WRITTEN INSTRUCTION A:
List each line in the entries below that contains the string "label".

Lebanon is being held in economic and political limbo by Israel’s open-ended offensive in the south, which has killed more than 3,500 people since March and is characterised by strategic objectives that offer no clear end in sight.
Political leaders in Tel Aviv are justifying the operation on the grounds of eliminating Hezbollah – a far‑fetched goal against a dispersed guerrilla organisation, as with Hamas in Gaza – while ignoring overtures from Lebanon’s leadership for a ceasefire.
The recently formed Lebanese government, meanwhile, continues to look impotent: unable to secure its territory from Israeli incursions or Hezbollah activity, and unable to deliver on promises of stability, reform, IMF funding and reconstruction.
Echoes of the past
The overarching shape of Israel’s military campaign is ominously familiar, echoing the 1978, 1982, 1985 and 2006 Israeli invasions of southern Lebanon – all entailing creeping encroachment without strategic resolution.
Since fighting resumed on 2 March 2026, Israeli forces have gradually pushed north, crossing north of the Litani for the first time since the 2006 Lebanon war and seizing Beaufort Castle above Nabatieh on 31 May.
Israeli Prime Minister Benjamin Netanyahu has framed the goal as establishing a “security zone” – the same term and concept Israel used to justify the occupation of a roughly 800-square-kilometre belt of southern Lebanon from 1985 to 2000.
That occupation was a debacle for Israel’s military and ended in unilateral withdrawal.

GIVEN ENTRIES:
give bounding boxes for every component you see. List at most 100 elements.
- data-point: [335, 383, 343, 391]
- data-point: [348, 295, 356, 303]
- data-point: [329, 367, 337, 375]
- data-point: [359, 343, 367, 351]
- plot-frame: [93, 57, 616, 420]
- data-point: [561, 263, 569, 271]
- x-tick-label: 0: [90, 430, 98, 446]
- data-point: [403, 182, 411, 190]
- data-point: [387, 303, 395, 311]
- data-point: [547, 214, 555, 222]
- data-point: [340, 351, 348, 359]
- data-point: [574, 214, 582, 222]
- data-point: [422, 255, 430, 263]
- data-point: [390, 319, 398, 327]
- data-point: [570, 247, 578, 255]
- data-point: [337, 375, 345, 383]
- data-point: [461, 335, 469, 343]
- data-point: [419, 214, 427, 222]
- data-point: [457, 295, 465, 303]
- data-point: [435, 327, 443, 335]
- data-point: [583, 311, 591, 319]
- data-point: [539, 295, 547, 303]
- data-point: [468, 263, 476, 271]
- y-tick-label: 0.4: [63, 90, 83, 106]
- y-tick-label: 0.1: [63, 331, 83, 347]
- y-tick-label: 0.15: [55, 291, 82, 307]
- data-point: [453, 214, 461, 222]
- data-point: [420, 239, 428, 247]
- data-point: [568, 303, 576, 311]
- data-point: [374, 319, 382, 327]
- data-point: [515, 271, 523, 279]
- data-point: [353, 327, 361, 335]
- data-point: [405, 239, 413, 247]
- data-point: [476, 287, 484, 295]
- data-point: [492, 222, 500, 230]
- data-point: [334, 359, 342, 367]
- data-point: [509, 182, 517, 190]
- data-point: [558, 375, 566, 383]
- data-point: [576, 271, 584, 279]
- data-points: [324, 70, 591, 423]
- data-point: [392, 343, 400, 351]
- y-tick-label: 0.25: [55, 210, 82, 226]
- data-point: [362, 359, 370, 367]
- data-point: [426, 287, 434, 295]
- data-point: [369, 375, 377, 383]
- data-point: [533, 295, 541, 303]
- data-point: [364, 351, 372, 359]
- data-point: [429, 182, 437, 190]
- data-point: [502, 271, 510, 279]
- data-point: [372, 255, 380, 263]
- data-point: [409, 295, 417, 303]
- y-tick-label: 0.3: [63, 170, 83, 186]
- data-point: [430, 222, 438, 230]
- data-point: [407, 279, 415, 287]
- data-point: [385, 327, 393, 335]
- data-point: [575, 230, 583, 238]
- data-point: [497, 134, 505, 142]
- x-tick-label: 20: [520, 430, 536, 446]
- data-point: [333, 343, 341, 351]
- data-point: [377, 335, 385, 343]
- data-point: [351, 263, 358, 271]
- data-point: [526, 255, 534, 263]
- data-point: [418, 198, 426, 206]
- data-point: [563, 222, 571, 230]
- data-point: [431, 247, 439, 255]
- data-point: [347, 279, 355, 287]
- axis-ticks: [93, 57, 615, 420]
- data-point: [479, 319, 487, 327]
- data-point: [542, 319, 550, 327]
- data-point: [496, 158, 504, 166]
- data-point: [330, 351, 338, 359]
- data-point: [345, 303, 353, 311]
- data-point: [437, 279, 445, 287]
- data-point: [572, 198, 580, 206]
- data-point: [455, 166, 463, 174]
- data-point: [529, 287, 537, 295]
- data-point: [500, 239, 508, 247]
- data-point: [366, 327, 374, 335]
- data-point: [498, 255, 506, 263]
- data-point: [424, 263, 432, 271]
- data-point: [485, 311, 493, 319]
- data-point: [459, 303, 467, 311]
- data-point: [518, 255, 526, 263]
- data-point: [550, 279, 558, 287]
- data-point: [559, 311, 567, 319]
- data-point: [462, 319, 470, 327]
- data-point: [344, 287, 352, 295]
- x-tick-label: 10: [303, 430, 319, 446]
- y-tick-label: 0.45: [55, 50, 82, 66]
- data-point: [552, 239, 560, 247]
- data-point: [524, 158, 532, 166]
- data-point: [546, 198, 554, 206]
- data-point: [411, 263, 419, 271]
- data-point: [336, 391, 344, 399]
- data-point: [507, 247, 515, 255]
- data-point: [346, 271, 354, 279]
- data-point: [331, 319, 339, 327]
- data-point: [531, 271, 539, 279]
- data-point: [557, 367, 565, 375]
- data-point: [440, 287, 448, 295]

WRITTEN INSTRUCTION B:
According to the excerpt on Israel's offensive in Lebanon, on what date did Israeli forces seize Beaufort Castle?

CORRECT OUTPUT A:
- x-tick-label: 0: [90, 430, 98, 446]
- y-tick-label: 0.4: [63, 90, 83, 106]
- y-tick-label: 0.1: [63, 331, 83, 347]
- y-tick-label: 0.15: [55, 291, 82, 307]
- y-tick-label: 0.25: [55, 210, 82, 226]
- y-tick-label: 0.3: [63, 170, 83, 186]
- x-tick-label: 20: [520, 430, 536, 446]
- x-tick-label: 10: [303, 430, 319, 446]
- y-tick-label: 0.45: [55, 50, 82, 66]

CORRECT OUTPUT B:
31 May